— start of DATA TO USE —

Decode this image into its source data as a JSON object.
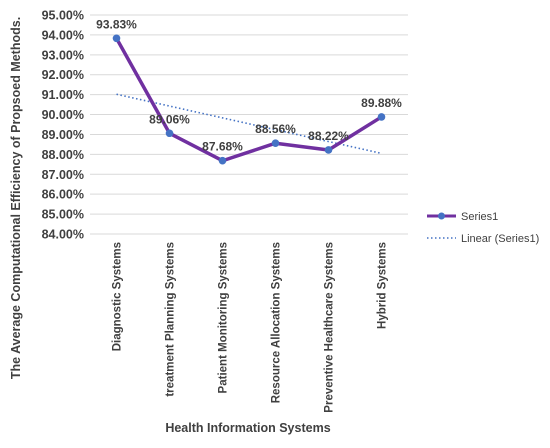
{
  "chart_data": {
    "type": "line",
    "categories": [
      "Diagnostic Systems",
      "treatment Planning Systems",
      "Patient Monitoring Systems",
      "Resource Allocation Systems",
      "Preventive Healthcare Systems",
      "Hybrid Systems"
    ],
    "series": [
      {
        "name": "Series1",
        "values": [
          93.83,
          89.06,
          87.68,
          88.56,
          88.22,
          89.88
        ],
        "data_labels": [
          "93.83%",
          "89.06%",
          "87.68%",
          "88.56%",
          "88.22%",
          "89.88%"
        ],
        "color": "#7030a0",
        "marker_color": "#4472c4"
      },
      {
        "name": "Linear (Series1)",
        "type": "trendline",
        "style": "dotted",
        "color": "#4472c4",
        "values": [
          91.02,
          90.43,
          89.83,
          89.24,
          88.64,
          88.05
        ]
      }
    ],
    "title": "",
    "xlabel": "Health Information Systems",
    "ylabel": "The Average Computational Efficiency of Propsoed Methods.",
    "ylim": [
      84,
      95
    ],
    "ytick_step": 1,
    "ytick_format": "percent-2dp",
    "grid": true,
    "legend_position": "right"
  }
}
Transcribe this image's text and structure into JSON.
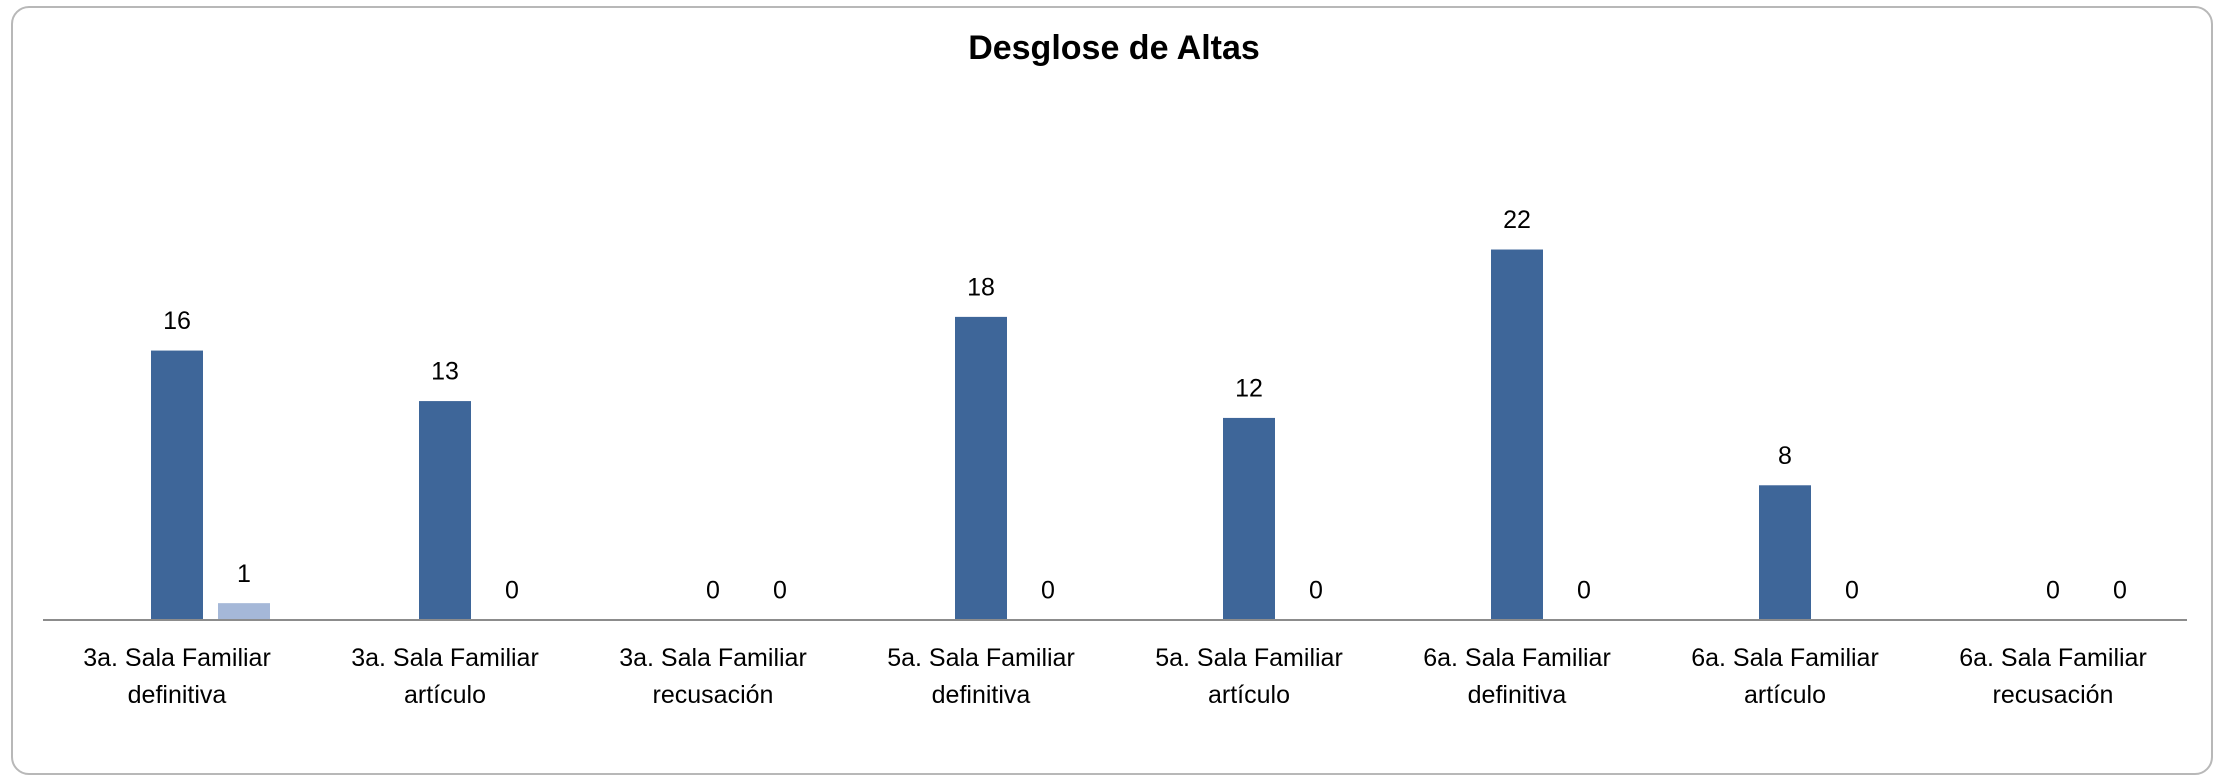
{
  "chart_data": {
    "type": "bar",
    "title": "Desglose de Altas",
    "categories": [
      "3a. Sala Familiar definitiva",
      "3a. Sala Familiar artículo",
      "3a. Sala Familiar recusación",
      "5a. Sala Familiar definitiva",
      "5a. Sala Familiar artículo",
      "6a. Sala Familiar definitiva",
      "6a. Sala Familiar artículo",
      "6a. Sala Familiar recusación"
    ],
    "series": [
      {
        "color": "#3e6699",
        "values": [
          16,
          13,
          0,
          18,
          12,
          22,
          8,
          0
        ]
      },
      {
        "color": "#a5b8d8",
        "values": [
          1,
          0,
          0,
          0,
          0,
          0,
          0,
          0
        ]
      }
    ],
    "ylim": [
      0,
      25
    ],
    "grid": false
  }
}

— end of DATA TO USE —

Quote the data above in full, leaving out the pictures it holds.

Decode this image into its source data as a JSON object.
{
  "chart_data": {
    "type": "line",
    "categories": [
      "Diagnostic Systems",
      "treatment Planning Systems",
      "Patient Monitoring Systems",
      "Resource Allocation Systems",
      "Preventive Healthcare Systems",
      "Hybrid Systems"
    ],
    "series": [
      {
        "name": "Series1",
        "values": [
          93.83,
          89.06,
          87.68,
          88.56,
          88.22,
          89.88
        ],
        "data_labels": [
          "93.83%",
          "89.06%",
          "87.68%",
          "88.56%",
          "88.22%",
          "89.88%"
        ],
        "color": "#7030a0",
        "marker_color": "#4472c4"
      },
      {
        "name": "Linear (Series1)",
        "type": "trendline",
        "style": "dotted",
        "color": "#4472c4",
        "values": [
          91.02,
          90.43,
          89.83,
          89.24,
          88.64,
          88.05
        ]
      }
    ],
    "title": "",
    "xlabel": "Health Information Systems",
    "ylabel": "The Average Computational Efficiency of Propsoed Methods.",
    "ylim": [
      84,
      95
    ],
    "ytick_step": 1,
    "ytick_format": "percent-2dp",
    "grid": true,
    "legend_position": "right"
  }
}
Transcribe this image's text and structure into JSON.
{
  "chart_data": {
    "type": "bar",
    "title": "Desglose de Altas",
    "categories": [
      "3a. Sala Familiar definitiva",
      "3a. Sala Familiar artículo",
      "3a. Sala Familiar recusación",
      "5a. Sala Familiar definitiva",
      "5a. Sala Familiar artículo",
      "6a. Sala Familiar definitiva",
      "6a. Sala Familiar artículo",
      "6a. Sala Familiar recusación"
    ],
    "series": [
      {
        "color": "#3e6699",
        "values": [
          16,
          13,
          0,
          18,
          12,
          22,
          8,
          0
        ]
      },
      {
        "color": "#a5b8d8",
        "values": [
          1,
          0,
          0,
          0,
          0,
          0,
          0,
          0
        ]
      }
    ],
    "ylim": [
      0,
      25
    ],
    "grid": false
  }
}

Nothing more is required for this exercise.